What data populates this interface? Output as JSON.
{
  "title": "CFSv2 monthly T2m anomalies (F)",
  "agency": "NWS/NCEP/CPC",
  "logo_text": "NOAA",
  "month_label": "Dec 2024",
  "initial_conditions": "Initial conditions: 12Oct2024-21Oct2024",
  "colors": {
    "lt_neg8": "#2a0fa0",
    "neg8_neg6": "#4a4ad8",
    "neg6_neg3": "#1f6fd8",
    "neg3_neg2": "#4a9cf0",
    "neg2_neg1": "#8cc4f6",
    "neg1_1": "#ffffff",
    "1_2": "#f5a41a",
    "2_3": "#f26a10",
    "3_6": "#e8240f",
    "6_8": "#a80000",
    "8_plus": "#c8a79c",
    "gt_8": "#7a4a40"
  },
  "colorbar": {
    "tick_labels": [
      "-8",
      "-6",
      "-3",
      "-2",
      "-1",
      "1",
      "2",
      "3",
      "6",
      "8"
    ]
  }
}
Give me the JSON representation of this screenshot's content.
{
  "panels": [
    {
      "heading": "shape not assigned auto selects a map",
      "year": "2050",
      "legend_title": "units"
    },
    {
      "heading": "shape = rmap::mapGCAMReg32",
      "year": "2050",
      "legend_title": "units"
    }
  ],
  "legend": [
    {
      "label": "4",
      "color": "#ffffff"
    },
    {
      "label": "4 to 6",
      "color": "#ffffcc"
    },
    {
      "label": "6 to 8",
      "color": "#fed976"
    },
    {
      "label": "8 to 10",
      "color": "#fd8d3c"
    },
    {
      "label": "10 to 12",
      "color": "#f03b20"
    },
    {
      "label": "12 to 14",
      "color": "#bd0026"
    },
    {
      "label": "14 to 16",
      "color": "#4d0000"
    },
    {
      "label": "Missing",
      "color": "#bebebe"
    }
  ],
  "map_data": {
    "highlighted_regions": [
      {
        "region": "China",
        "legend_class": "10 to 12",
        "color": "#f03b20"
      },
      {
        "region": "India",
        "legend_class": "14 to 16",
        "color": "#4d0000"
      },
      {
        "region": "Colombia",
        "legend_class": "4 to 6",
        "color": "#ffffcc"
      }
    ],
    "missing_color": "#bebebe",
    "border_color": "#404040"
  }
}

Exercise aim
Where a line holds "this", copy that line.

Task result
What data populates this interface? Output as JSON.
Give me the JSON representation of this screenshot's content.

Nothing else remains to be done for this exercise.